Supplied data

--------------------

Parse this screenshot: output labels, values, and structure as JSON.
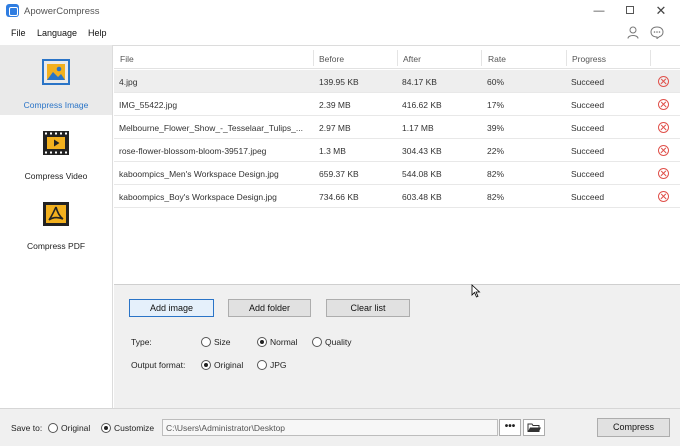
{
  "window": {
    "title": "ApowerCompress",
    "minimize": "—",
    "close": "✕"
  },
  "menu": {
    "file": "File",
    "language": "Language",
    "help": "Help"
  },
  "sidebar": {
    "items": [
      {
        "label": "Compress Image",
        "icon": "image-icon",
        "active": true
      },
      {
        "label": "Compress Video",
        "icon": "video-icon",
        "active": false
      },
      {
        "label": "Compress PDF",
        "icon": "pdf-icon",
        "active": false
      }
    ]
  },
  "table": {
    "headers": {
      "file": "File",
      "before": "Before",
      "after": "After",
      "rate": "Rate",
      "progress": "Progress"
    },
    "rows": [
      {
        "file": "4.jpg",
        "before": "139.95 KB",
        "after": "84.17 KB",
        "rate": "60%",
        "progress": "Succeed"
      },
      {
        "file": "IMG_55422.jpg",
        "before": "2.39 MB",
        "after": "416.62 KB",
        "rate": "17%",
        "progress": "Succeed"
      },
      {
        "file": "Melbourne_Flower_Show_-_Tesselaar_Tulips_...",
        "before": "2.97 MB",
        "after": "1.17 MB",
        "rate": "39%",
        "progress": "Succeed"
      },
      {
        "file": "rose-flower-blossom-bloom-39517.jpeg",
        "before": "1.3 MB",
        "after": "304.43 KB",
        "rate": "22%",
        "progress": "Succeed"
      },
      {
        "file": "kaboompics_Men's Workspace Design.jpg",
        "before": "659.37 KB",
        "after": "544.08 KB",
        "rate": "82%",
        "progress": "Succeed"
      },
      {
        "file": "kaboompics_Boy's Workspace Design.jpg",
        "before": "734.66 KB",
        "after": "603.48 KB",
        "rate": "82%",
        "progress": "Succeed"
      }
    ]
  },
  "panel": {
    "add_image": "Add image",
    "add_folder": "Add folder",
    "clear_list": "Clear list",
    "type_label": "Type:",
    "type_options": [
      "Size",
      "Normal",
      "Quality"
    ],
    "type_selected": "Normal",
    "format_label": "Output format:",
    "format_options": [
      "Original",
      "JPG"
    ],
    "format_selected": "Original"
  },
  "footer": {
    "save_to_label": "Save to:",
    "save_options": [
      "Original",
      "Customize"
    ],
    "save_selected": "Customize",
    "path_value": "C:\\Users\\Administrator\\Desktop",
    "browse_label": "•••",
    "compress_label": "Compress"
  },
  "colors": {
    "accent": "#2a74c7",
    "delete": "#e0514b",
    "icon_yellow": "#f2b01e"
  }
}
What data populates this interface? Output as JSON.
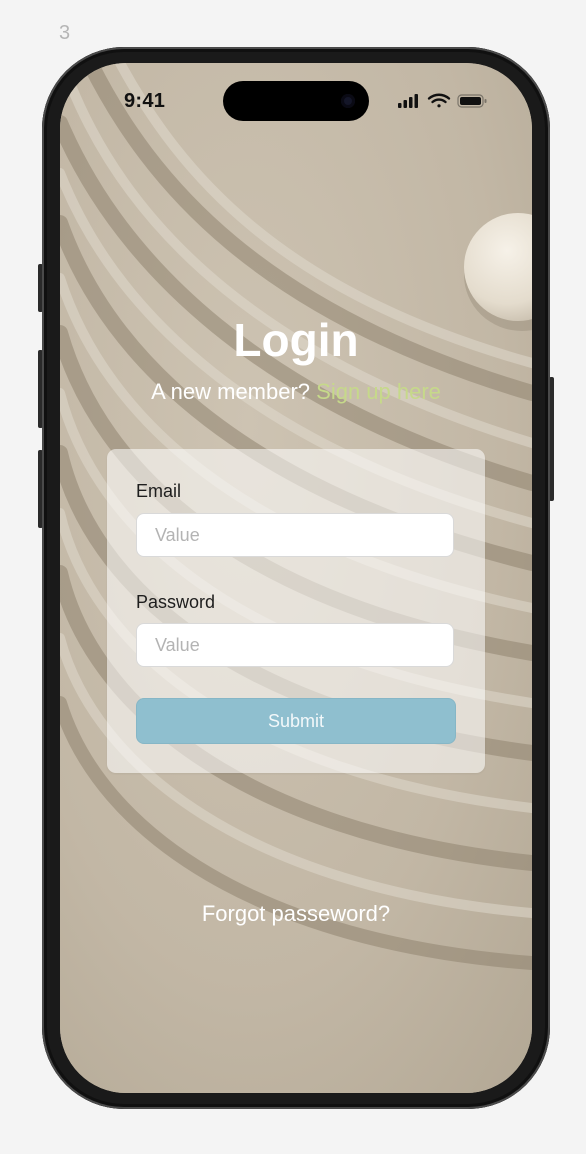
{
  "frame": {
    "label": "3"
  },
  "status_bar": {
    "time": "9:41",
    "icons": [
      "signal-icon",
      "wifi-icon",
      "battery-icon"
    ]
  },
  "header": {
    "title": "Login",
    "subtitle_prefix": "A new member? ",
    "signup_link": "Sign up here"
  },
  "form": {
    "email_label": "Email",
    "email_placeholder": "Value",
    "password_label": "Password",
    "password_placeholder": "Value",
    "submit_label": "Submit"
  },
  "footer": {
    "forgot_password": "Forgot passeword?"
  },
  "colors": {
    "accent_link": "#c6d98a",
    "submit_button": "#8fbfcf",
    "background_sand": "#c6bba9"
  }
}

--------------------

Given problem
With pictures omitted, reproduce exactly the lines from the line containing "What data populates" through the end of the data above.

Result
What data populates this interface? Output as JSON.
{
  "frame": {
    "label": "3"
  },
  "status_bar": {
    "time": "9:41",
    "icons": [
      "signal-icon",
      "wifi-icon",
      "battery-icon"
    ]
  },
  "header": {
    "title": "Login",
    "subtitle_prefix": "A new member? ",
    "signup_link": "Sign up here"
  },
  "form": {
    "email_label": "Email",
    "email_placeholder": "Value",
    "password_label": "Password",
    "password_placeholder": "Value",
    "submit_label": "Submit"
  },
  "footer": {
    "forgot_password": "Forgot passeword?"
  },
  "colors": {
    "accent_link": "#c6d98a",
    "submit_button": "#8fbfcf",
    "background_sand": "#c6bba9"
  }
}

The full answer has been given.